RECORDS FOR THE TASK —
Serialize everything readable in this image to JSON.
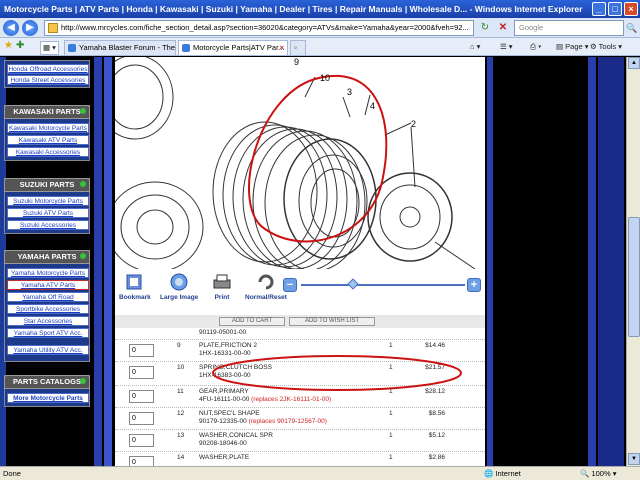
{
  "window": {
    "title": "Motorcycle Parts | ATV Parts | Honda | Kawasaki | Suzuki | Yamaha | Dealer | Tires | Repair Manuals | Wholesale D... - Windows Internet Explorer"
  },
  "address": {
    "url": "http://www.mrcycles.com/fiche_section_detail.asp?section=36020&category=ATVs&make=Yamaha&year=2000&fveh=92...",
    "search_placeholder": "Google"
  },
  "tabs": [
    {
      "label": "Yamaha Blaster Forum - The ..."
    },
    {
      "label": "Motorcycle Parts|ATV Par..."
    }
  ],
  "toolbar": {
    "page_label": "Page",
    "tools_label": "Tools"
  },
  "sidebar": {
    "top_links": [
      "Honda Offroad Accessories",
      "Honda Street Accessories"
    ],
    "sections": [
      {
        "title": "KAWASAKI PARTS",
        "links": [
          "Kawasaki Motorcycle Parts",
          "Kawasaki ATV Parts",
          "Kawasaki Accessories"
        ]
      },
      {
        "title": "SUZUKI PARTS",
        "links": [
          "Suzuki Motorcycle Parts",
          "Suzuki ATV Parts",
          "Suzuki Accessories"
        ]
      },
      {
        "title": "YAMAHA PARTS",
        "links": [
          "Yamaha Motorcycle Parts",
          "Yamaha ATV Parts",
          "Yamaha Off Road",
          "Sportbike Accessories",
          "Star Accessories",
          "Yamaha Sport ATV Acc.",
          "Yamaha Utility ATV Acc."
        ]
      },
      {
        "title": "PARTS CATALOGS",
        "links": [
          "More Motorcycle Parts"
        ]
      }
    ]
  },
  "diagram": {
    "callouts": [
      "9",
      "10",
      "3",
      "4",
      "2"
    ]
  },
  "tools": {
    "bookmark": "Bookmark",
    "large_image": "Large Image",
    "print": "Print",
    "normal_reset": "Normal/Reset",
    "zoom_minus": "−",
    "zoom_plus": "+",
    "zoom_level": 0.32
  },
  "cart": {
    "add_to_cart": "ADD TO CART",
    "add_to_wishlist": "ADD TO WISH LIST"
  },
  "parts": {
    "prev_part_number": "90119-05001-00",
    "rows": [
      {
        "qty_input": "0",
        "ref": "9",
        "desc": "PLATE,FRICTION 2",
        "part": "1HX-16331-00-00",
        "replaces": "",
        "qty": "1",
        "price": "$14.46"
      },
      {
        "qty_input": "0",
        "ref": "10",
        "desc": "SPRING,CLUTCH BOSS",
        "part": "1HX-16383-00-00",
        "replaces": "",
        "qty": "1",
        "price": "$21.57"
      },
      {
        "qty_input": "0",
        "ref": "11",
        "desc": "GEAR,PRIMARY",
        "part": "4FU-16111-00-00",
        "replaces": "(replaces 2JK-16111-01-00)",
        "qty": "1",
        "price": "$28.12"
      },
      {
        "qty_input": "0",
        "ref": "12",
        "desc": "NUT,SPEC'L SHAPE",
        "part": "90179-12335-00",
        "replaces": "(replaces 90179-12567-00)",
        "qty": "1",
        "price": "$8.56"
      },
      {
        "qty_input": "0",
        "ref": "13",
        "desc": "WASHER,CONICAL SPR",
        "part": "90208-18046-00",
        "replaces": "",
        "qty": "1",
        "price": "$5.12"
      },
      {
        "qty_input": "0",
        "ref": "14",
        "desc": "WASHER,PLATE",
        "part": "",
        "replaces": "",
        "qty": "1",
        "price": "$2.86"
      }
    ]
  },
  "status": {
    "left": "Done",
    "zone": "Internet",
    "zoom": "100%"
  },
  "colors": {
    "titlebar": "#2a63d8",
    "sidebar_blue": "#1d3a8a",
    "highlight_red": "#cc1111"
  }
}
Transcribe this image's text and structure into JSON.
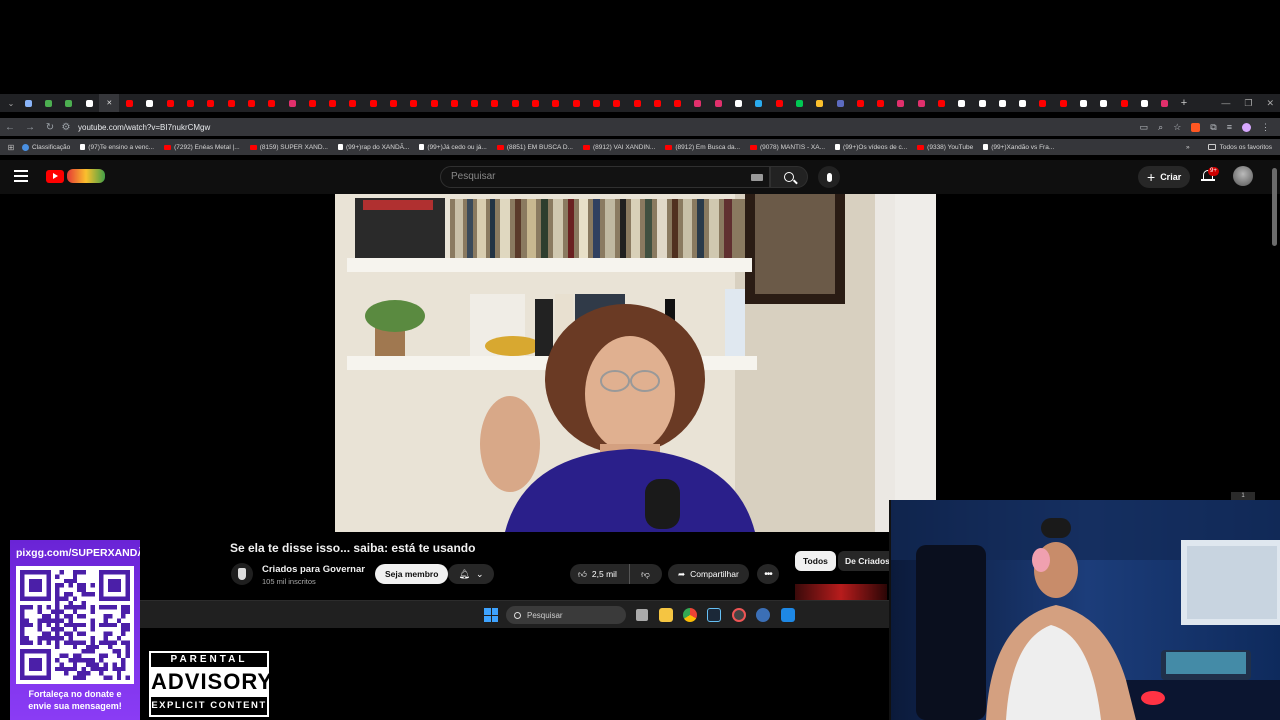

SET EXERCISE —
Output all of the data exactly as it stands, minus any images.

TASK RESPONSE —
Serialize everything readable in this image to JSON.
{
  "window": {
    "title": "Motorcycle Parts | ATV Parts | Honda | Kawasaki | Suzuki | Yamaha | Dealer | Tires | Repair Manuals | Wholesale D... - Windows Internet Explorer"
  },
  "address": {
    "url": "http://www.mrcycles.com/fiche_section_detail.asp?section=36020&category=ATVs&make=Yamaha&year=2000&fveh=92...",
    "search_placeholder": "Google"
  },
  "tabs": [
    {
      "label": "Yamaha Blaster Forum - The ..."
    },
    {
      "label": "Motorcycle Parts|ATV Par..."
    }
  ],
  "toolbar": {
    "page_label": "Page",
    "tools_label": "Tools"
  },
  "sidebar": {
    "top_links": [
      "Honda Offroad Accessories",
      "Honda Street Accessories"
    ],
    "sections": [
      {
        "title": "KAWASAKI PARTS",
        "links": [
          "Kawasaki Motorcycle Parts",
          "Kawasaki ATV Parts",
          "Kawasaki Accessories"
        ]
      },
      {
        "title": "SUZUKI PARTS",
        "links": [
          "Suzuki Motorcycle Parts",
          "Suzuki ATV Parts",
          "Suzuki Accessories"
        ]
      },
      {
        "title": "YAMAHA PARTS",
        "links": [
          "Yamaha Motorcycle Parts",
          "Yamaha ATV Parts",
          "Yamaha Off Road",
          "Sportbike Accessories",
          "Star Accessories",
          "Yamaha Sport ATV Acc.",
          "Yamaha Utility ATV Acc."
        ]
      },
      {
        "title": "PARTS CATALOGS",
        "links": [
          "More Motorcycle Parts"
        ]
      }
    ]
  },
  "diagram": {
    "callouts": [
      "9",
      "10",
      "3",
      "4",
      "2"
    ]
  },
  "tools": {
    "bookmark": "Bookmark",
    "large_image": "Large Image",
    "print": "Print",
    "normal_reset": "Normal/Reset",
    "zoom_minus": "−",
    "zoom_plus": "+",
    "zoom_level": 0.32
  },
  "cart": {
    "add_to_cart": "ADD TO CART",
    "add_to_wishlist": "ADD TO WISH LIST"
  },
  "parts": {
    "prev_part_number": "90119-05001-00",
    "rows": [
      {
        "qty_input": "0",
        "ref": "9",
        "desc": "PLATE,FRICTION 2",
        "part": "1HX-16331-00-00",
        "replaces": "",
        "qty": "1",
        "price": "$14.46"
      },
      {
        "qty_input": "0",
        "ref": "10",
        "desc": "SPRING,CLUTCH BOSS",
        "part": "1HX-16383-00-00",
        "replaces": "",
        "qty": "1",
        "price": "$21.57"
      },
      {
        "qty_input": "0",
        "ref": "11",
        "desc": "GEAR,PRIMARY",
        "part": "4FU-16111-00-00",
        "replaces": "(replaces 2JK-16111-01-00)",
        "qty": "1",
        "price": "$28.12"
      },
      {
        "qty_input": "0",
        "ref": "12",
        "desc": "NUT,SPEC'L SHAPE",
        "part": "90179-12335-00",
        "replaces": "(replaces 90179-12567-00)",
        "qty": "1",
        "price": "$8.56"
      },
      {
        "qty_input": "0",
        "ref": "13",
        "desc": "WASHER,CONICAL SPR",
        "part": "90208-18046-00",
        "replaces": "",
        "qty": "1",
        "price": "$5.12"
      },
      {
        "qty_input": "0",
        "ref": "14",
        "desc": "WASHER,PLATE",
        "part": "",
        "replaces": "",
        "qty": "1",
        "price": "$2.86"
      }
    ]
  },
  "status": {
    "left": "Done",
    "zone": "Internet",
    "zoom": "100%"
  },
  "colors": {
    "titlebar": "#2a63d8",
    "sidebar_blue": "#1d3a8a",
    "highlight_red": "#cc1111"
  }
}
Transcribe this image's text and structure into JSON.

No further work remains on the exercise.